- [Rows from a dataset]
::::::

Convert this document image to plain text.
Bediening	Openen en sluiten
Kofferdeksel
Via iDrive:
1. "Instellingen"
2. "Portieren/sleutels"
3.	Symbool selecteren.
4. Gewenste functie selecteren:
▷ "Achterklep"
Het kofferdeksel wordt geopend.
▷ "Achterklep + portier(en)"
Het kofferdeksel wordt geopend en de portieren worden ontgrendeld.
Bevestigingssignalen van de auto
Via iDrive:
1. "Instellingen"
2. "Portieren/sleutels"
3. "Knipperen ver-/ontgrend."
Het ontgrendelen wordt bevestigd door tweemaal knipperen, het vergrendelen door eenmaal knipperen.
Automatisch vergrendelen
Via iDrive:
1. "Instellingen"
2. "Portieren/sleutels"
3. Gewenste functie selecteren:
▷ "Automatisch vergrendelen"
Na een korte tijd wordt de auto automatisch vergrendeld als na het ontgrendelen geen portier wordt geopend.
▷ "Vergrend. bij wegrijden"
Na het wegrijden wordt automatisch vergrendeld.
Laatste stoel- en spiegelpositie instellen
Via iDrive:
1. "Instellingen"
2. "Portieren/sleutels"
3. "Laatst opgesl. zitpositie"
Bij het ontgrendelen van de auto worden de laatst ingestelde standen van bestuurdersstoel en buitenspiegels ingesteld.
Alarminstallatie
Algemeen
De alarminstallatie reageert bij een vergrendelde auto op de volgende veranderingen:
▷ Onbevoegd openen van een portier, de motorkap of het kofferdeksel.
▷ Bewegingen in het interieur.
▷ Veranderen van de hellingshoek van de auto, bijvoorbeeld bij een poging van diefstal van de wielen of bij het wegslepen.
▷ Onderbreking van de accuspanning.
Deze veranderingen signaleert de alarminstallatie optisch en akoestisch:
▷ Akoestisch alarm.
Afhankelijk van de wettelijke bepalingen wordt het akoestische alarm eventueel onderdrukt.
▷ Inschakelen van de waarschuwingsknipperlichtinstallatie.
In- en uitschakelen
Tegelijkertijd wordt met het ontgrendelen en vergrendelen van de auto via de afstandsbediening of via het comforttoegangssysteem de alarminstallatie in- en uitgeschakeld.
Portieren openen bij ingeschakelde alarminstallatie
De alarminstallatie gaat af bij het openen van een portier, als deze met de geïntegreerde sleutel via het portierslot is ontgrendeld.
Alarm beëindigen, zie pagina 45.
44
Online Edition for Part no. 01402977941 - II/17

::::::

- [Aim] Show every line where the string "functie" appears.

- [Answer to the problem]
4. Gewenste functie selecteren:
3. Gewenste functie selecteren:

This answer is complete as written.